Stored records:
_____

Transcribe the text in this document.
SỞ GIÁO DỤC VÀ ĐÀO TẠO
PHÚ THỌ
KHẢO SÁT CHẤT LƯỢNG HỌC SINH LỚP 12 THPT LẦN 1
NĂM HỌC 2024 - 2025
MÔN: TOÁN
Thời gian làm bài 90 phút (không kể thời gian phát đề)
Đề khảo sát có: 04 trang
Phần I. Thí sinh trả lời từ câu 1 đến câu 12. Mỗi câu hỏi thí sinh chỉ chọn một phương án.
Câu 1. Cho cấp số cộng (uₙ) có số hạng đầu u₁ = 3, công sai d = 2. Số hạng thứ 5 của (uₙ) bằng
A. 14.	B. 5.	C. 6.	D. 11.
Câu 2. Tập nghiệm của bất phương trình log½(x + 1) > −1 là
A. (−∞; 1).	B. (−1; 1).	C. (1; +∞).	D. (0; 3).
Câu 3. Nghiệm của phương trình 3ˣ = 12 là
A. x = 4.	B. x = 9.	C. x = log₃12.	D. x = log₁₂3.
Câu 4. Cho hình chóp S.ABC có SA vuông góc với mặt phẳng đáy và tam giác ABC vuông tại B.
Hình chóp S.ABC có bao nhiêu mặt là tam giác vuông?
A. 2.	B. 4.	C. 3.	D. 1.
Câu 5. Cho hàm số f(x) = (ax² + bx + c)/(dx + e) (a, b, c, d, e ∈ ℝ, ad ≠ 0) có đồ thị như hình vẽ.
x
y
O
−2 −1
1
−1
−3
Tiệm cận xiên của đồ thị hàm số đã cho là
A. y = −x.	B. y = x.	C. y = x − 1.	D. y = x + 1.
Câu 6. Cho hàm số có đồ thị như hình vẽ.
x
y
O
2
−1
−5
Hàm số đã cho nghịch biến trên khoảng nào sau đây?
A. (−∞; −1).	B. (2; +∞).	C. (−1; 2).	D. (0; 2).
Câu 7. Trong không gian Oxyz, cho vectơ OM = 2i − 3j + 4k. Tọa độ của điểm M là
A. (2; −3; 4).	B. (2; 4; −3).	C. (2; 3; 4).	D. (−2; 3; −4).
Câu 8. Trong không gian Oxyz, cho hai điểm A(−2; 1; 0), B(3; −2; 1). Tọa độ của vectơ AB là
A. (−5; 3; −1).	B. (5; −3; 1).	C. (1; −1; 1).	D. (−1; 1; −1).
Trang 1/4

_____

▸ Your objective: Report all lines of the data above that include the string "không".

▸ Exercise solution:
Thời gian làm bài 90 phút (không kể thời gian phát đề)
Câu 7. Trong không gian Oxyz, cho vectơ OM = 2i − 3j + 4k. Tọa độ của điểm M là
Câu 8. Trong không gian Oxyz, cho hai điểm A(−2; 1; 0), B(3; −2; 1). Tọa độ của vectơ AB là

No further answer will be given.